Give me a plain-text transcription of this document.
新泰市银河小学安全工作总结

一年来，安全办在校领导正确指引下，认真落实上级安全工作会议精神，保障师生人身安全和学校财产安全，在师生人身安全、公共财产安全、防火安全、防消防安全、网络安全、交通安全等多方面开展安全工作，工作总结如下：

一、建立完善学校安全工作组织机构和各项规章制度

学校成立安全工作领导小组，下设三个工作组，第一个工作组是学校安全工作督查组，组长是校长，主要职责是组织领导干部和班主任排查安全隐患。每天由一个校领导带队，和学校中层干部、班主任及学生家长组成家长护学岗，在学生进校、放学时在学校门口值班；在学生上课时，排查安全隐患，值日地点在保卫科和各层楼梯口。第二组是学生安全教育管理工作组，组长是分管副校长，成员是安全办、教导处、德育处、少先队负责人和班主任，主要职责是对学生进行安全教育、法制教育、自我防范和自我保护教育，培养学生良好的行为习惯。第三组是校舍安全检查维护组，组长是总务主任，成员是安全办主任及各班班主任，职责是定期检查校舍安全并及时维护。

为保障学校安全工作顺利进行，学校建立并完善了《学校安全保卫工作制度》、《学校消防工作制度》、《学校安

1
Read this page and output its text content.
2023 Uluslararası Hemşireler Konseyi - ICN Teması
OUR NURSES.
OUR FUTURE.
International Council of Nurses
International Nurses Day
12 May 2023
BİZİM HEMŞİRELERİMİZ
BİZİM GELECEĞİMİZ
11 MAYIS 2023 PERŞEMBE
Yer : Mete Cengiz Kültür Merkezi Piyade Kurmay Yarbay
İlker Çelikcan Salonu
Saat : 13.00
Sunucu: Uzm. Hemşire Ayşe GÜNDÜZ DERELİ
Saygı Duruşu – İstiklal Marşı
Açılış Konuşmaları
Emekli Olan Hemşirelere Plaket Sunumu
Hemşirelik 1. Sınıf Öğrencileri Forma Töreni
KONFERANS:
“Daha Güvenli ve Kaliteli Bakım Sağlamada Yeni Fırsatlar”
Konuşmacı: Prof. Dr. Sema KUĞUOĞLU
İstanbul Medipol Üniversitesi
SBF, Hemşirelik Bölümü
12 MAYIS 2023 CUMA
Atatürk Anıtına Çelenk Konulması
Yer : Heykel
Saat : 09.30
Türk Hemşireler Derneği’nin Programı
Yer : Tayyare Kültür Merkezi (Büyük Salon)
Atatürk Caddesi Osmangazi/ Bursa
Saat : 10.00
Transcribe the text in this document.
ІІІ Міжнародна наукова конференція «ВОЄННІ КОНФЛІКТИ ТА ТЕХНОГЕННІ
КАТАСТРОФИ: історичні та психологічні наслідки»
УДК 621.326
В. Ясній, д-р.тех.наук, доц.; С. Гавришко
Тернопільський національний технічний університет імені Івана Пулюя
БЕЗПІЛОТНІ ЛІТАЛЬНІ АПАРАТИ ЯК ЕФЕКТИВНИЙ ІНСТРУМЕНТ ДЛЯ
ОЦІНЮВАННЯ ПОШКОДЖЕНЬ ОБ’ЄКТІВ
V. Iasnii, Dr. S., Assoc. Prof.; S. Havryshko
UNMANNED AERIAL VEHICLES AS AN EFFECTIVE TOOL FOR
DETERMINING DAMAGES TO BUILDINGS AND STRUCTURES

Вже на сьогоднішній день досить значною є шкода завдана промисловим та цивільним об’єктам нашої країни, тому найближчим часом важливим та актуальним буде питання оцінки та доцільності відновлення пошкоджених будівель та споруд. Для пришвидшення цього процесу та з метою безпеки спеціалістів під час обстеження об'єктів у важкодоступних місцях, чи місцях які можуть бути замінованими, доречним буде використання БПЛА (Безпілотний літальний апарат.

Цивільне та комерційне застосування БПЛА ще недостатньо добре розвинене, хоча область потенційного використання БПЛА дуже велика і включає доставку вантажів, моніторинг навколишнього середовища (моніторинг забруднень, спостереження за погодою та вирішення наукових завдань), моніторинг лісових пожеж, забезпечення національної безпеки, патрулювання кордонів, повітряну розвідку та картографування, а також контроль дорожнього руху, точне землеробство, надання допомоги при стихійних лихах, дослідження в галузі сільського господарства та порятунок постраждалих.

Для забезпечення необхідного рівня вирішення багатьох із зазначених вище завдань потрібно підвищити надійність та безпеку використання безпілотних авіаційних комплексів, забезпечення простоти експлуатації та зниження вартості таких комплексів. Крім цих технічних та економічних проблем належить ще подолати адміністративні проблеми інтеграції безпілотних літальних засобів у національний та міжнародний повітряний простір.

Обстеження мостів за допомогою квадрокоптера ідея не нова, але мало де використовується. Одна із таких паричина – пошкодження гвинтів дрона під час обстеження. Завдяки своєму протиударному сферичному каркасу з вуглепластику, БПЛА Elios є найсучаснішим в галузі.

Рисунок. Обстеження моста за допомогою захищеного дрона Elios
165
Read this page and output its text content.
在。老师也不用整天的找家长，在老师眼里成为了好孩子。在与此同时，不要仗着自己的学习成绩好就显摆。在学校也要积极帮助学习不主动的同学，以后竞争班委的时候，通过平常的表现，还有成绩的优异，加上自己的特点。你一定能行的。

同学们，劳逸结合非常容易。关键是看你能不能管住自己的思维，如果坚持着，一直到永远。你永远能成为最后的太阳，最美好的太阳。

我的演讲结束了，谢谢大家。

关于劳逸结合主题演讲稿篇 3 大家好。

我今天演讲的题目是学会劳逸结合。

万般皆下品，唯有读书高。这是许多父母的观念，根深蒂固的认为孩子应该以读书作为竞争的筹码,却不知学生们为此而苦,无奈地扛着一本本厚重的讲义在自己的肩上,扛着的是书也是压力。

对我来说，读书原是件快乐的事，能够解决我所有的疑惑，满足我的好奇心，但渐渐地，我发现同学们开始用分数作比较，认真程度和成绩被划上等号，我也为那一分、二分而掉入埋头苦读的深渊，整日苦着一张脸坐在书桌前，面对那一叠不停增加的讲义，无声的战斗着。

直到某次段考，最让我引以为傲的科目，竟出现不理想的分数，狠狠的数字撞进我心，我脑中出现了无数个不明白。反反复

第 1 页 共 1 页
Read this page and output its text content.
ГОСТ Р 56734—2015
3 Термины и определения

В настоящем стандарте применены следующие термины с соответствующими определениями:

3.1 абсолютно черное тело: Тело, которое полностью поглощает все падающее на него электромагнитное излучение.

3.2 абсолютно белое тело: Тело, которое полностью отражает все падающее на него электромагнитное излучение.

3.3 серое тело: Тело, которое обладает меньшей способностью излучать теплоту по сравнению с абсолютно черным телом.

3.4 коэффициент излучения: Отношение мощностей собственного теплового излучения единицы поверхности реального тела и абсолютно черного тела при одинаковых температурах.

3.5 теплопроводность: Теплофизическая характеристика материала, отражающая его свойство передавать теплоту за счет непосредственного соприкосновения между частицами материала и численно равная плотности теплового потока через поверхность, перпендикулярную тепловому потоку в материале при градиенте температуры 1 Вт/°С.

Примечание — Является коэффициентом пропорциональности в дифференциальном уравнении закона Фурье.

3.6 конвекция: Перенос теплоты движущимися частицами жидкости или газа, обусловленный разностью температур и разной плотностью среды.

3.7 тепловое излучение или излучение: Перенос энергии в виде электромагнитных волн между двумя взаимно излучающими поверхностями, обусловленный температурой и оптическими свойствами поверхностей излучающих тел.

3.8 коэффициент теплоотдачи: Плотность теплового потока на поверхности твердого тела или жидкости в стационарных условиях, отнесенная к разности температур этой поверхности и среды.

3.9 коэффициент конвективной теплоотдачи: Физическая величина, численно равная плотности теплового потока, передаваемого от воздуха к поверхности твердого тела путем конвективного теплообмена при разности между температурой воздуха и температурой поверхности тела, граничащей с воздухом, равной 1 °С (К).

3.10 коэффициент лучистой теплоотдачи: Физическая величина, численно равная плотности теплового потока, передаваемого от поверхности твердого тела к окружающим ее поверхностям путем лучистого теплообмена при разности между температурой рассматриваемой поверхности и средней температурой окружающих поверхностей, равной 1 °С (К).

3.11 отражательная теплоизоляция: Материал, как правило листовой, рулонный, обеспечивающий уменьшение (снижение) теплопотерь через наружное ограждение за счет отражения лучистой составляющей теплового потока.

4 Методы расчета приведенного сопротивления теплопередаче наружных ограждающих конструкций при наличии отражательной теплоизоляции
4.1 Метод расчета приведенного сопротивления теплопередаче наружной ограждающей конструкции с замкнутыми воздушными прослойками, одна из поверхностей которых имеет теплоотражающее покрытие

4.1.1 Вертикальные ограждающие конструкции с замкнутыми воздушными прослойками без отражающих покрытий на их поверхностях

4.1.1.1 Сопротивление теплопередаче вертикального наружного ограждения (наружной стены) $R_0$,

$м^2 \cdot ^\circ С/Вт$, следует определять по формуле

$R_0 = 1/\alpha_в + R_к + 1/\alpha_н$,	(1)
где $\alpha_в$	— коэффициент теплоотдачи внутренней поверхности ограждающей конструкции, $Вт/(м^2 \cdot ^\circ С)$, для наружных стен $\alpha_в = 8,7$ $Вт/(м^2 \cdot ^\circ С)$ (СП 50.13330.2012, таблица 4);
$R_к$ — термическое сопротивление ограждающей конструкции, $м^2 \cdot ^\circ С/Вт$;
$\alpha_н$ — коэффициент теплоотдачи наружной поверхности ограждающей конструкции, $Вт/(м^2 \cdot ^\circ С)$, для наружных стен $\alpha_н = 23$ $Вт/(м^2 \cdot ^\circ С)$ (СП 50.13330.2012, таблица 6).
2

### Exercise:
Count each line where the string "жидкости" occurs, and write only the number.

### Exercise response:
2